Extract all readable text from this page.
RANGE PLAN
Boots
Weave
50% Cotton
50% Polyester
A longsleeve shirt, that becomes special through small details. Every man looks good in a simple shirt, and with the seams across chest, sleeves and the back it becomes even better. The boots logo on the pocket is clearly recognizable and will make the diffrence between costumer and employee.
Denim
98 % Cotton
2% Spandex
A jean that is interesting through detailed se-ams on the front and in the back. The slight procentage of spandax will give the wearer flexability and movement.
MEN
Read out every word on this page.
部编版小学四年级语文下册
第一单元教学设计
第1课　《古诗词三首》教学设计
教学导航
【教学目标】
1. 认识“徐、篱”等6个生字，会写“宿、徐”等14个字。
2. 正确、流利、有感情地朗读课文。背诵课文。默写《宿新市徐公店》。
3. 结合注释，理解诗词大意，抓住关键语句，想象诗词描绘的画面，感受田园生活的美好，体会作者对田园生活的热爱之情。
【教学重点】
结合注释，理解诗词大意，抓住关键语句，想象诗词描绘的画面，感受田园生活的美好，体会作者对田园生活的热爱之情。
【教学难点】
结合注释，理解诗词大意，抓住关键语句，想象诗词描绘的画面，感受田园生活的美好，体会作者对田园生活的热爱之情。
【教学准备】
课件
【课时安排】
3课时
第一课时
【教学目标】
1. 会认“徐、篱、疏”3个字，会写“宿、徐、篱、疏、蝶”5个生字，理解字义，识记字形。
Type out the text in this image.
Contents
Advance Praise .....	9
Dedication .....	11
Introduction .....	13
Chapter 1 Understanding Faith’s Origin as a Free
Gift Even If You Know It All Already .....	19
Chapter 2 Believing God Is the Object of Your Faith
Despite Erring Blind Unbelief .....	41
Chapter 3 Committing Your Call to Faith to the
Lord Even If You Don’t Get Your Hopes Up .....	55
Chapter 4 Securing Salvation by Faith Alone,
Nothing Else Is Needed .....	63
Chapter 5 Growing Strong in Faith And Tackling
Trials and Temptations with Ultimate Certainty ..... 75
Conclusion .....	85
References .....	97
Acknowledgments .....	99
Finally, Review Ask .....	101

· · ·

**WHAT IS EXPECTED:** Scan the material above for the string "Your" and report each line where you find it.

**TASK SOLUTION:**
Chapter 2 Believing God Is the Object of Your Faith
Chapter 3 Committing Your Call to Faith to the
Lord Even If You Don’t Get Your Hopes Up .....	55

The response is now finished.